• [Exercise requirements] Every record should be written out exactly, please.

• [Entries provided]
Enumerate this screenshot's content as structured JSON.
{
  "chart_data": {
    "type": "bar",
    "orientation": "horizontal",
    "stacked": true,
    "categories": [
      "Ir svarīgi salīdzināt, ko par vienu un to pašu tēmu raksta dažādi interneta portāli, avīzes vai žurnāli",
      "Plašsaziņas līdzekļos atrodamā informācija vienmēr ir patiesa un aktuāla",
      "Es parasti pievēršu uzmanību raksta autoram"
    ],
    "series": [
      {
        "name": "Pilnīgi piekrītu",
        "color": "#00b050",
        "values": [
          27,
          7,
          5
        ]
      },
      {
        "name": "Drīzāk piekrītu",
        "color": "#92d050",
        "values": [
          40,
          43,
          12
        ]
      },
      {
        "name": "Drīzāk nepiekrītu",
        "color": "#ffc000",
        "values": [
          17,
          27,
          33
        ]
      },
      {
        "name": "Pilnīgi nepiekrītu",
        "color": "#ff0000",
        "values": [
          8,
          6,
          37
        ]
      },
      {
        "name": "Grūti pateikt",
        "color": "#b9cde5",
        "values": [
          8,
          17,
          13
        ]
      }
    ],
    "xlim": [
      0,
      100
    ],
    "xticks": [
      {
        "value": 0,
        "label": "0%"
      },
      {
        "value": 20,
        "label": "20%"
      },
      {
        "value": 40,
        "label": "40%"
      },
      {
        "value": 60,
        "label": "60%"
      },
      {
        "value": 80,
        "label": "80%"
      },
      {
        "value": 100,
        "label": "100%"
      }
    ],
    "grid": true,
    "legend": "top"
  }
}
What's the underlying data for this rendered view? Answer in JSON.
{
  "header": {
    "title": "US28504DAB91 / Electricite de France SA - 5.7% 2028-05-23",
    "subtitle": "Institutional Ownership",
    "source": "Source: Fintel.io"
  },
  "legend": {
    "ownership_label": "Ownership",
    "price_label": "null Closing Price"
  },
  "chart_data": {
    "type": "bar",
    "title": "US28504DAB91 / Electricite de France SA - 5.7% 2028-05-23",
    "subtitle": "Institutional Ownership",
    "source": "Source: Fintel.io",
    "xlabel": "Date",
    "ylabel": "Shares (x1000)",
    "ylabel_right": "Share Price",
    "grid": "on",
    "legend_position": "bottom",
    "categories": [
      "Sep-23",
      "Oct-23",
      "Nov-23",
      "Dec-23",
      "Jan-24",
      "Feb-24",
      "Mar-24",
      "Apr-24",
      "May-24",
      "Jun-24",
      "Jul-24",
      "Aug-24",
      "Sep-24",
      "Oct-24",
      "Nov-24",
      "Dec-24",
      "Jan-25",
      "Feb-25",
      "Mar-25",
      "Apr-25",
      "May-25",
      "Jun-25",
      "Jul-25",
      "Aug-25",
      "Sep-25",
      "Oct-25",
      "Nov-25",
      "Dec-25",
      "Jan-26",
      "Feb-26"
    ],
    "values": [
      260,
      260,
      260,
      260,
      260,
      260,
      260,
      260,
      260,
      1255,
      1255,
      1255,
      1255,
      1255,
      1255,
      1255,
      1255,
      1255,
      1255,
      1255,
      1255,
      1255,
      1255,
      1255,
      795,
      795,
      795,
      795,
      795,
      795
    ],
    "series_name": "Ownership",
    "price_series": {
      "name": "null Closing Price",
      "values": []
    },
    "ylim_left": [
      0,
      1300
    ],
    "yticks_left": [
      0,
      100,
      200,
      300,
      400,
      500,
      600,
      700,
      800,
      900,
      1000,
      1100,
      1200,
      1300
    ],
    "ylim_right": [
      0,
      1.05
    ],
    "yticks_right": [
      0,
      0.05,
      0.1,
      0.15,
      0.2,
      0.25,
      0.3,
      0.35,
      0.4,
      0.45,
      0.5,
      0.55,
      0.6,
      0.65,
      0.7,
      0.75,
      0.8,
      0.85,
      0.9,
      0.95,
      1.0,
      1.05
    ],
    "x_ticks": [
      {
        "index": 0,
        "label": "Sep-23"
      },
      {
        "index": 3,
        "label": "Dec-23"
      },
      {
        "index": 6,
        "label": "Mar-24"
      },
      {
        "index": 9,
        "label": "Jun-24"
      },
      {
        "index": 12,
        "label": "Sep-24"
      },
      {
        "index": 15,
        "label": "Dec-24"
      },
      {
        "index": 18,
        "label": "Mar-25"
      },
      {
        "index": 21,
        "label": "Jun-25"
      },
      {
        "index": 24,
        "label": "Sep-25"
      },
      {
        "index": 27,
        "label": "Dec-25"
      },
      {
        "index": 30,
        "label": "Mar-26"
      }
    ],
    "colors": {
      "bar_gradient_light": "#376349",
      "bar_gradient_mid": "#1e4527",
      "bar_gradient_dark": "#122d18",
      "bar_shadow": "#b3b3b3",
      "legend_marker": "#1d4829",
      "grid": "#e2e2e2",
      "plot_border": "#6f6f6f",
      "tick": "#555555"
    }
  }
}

• [Correct response]
Enumerate this screenshot's content as structured JSON.
{
  "chart_data": {
    "type": "bar",
    "orientation": "horizontal",
    "stacked": true,
    "categories": [
      "Ir svarīgi salīdzināt, ko par vienu un to pašu tēmu raksta dažādi interneta portāli, avīzes vai žurnāli",
      "Plašsaziņas līdzekļos atrodamā informācija vienmēr ir patiesa un aktuāla",
      "Es parasti pievēršu uzmanību raksta autoram"
    ],
    "series": [
      {
        "name": "Pilnīgi piekrītu",
        "color": "#00b050",
        "values": [
          27,
          7,
          5
        ]
      },
      {
        "name": "Drīzāk piekrītu",
        "color": "#92d050",
        "values": [
          40,
          43,
          12
        ]
      },
      {
        "name": "Drīzāk nepiekrītu",
        "color": "#ffc000",
        "values": [
          17,
          27,
          33
        ]
      },
      {
        "name": "Pilnīgi nepiekrītu",
        "color": "#ff0000",
        "values": [
          8,
          6,
          37
        ]
      },
      {
        "name": "Grūti pateikt",
        "color": "#b9cde5",
        "values": [
          8,
          17,
          13
        ]
      }
    ],
    "xlim": [
      0,
      100
    ],
    "xticks": [
      {
        "value": 0,
        "label": "0%"
      },
      {
        "value": 20,
        "label": "20%"
      },
      {
        "value": 40,
        "label": "40%"
      },
      {
        "value": 60,
        "label": "60%"
      },
      {
        "value": 80,
        "label": "80%"
      },
      {
        "value": 100,
        "label": "100%"
      }
    ],
    "grid": true,
    "legend": "top"
  }
}
What's the underlying data for this rendered view? Answer in JSON.
{
  "header": {
    "title": "US28504DAB91 / Electricite de France SA - 5.7% 2028-05-23",
    "subtitle": "Institutional Ownership",
    "source": "Source: Fintel.io"
  },
  "legend": {
    "ownership_label": "Ownership",
    "price_label": "null Closing Price"
  },
  "chart_data": {
    "type": "bar",
    "title": "US28504DAB91 / Electricite de France SA - 5.7% 2028-05-23",
    "subtitle": "Institutional Ownership",
    "source": "Source: Fintel.io",
    "xlabel": "Date",
    "ylabel": "Shares (x1000)",
    "ylabel_right": "Share Price",
    "grid": "on",
    "legend_position": "bottom",
    "categories": [
      "Sep-23",
      "Oct-23",
      "Nov-23",
      "Dec-23",
      "Jan-24",
      "Feb-24",
      "Mar-24",
      "Apr-24",
      "May-24",
      "Jun-24",
      "Jul-24",
      "Aug-24",
      "Sep-24",
      "Oct-24",
      "Nov-24",
      "Dec-24",
      "Jan-25",
      "Feb-25",
      "Mar-25",
      "Apr-25",
      "May-25",
      "Jun-25",
      "Jul-25",
      "Aug-25",
      "Sep-25",
      "Oct-25",
      "Nov-25",
      "Dec-25",
      "Jan-26",
      "Feb-26"
    ],
    "values": [
      260,
      260,
      260,
      260,
      260,
      260,
      260,
      260,
      260,
      1255,
      1255,
      1255,
      1255,
      1255,
      1255,
      1255,
      1255,
      1255,
      1255,
      1255,
      1255,
      1255,
      1255,
      1255,
      795,
      795,
      795,
      795,
      795,
      795
    ],
    "series_name": "Ownership",
    "price_series": {
      "name": "null Closing Price",
      "values": []
    },
    "ylim_left": [
      0,
      1300
    ],
    "yticks_left": [
      0,
      100,
      200,
      300,
      400,
      500,
      600,
      700,
      800,
      900,
      1000,
      1100,
      1200,
      1300
    ],
    "ylim_right": [
      0,
      1.05
    ],
    "yticks_right": [
      0,
      0.05,
      0.1,
      0.15,
      0.2,
      0.25,
      0.3,
      0.35,
      0.4,
      0.45,
      0.5,
      0.55,
      0.6,
      0.65,
      0.7,
      0.75,
      0.8,
      0.85,
      0.9,
      0.95,
      1.0,
      1.05
    ],
    "x_ticks": [
      {
        "index": 0,
        "label": "Sep-23"
      },
      {
        "index": 3,
        "label": "Dec-23"
      },
      {
        "index": 6,
        "label": "Mar-24"
      },
      {
        "index": 9,
        "label": "Jun-24"
      },
      {
        "index": 12,
        "label": "Sep-24"
      },
      {
        "index": 15,
        "label": "Dec-24"
      },
      {
        "index": 18,
        "label": "Mar-25"
      },
      {
        "index": 21,
        "label": "Jun-25"
      },
      {
        "index": 24,
        "label": "Sep-25"
      },
      {
        "index": 27,
        "label": "Dec-25"
      },
      {
        "index": 30,
        "label": "Mar-26"
      }
    ],
    "colors": {
      "bar_gradient_light": "#376349",
      "bar_gradient_mid": "#1e4527",
      "bar_gradient_dark": "#122d18",
      "bar_shadow": "#b3b3b3",
      "legend_marker": "#1d4829",
      "grid": "#e2e2e2",
      "plot_border": "#6f6f6f",
      "tick": "#555555"
    }
  }
}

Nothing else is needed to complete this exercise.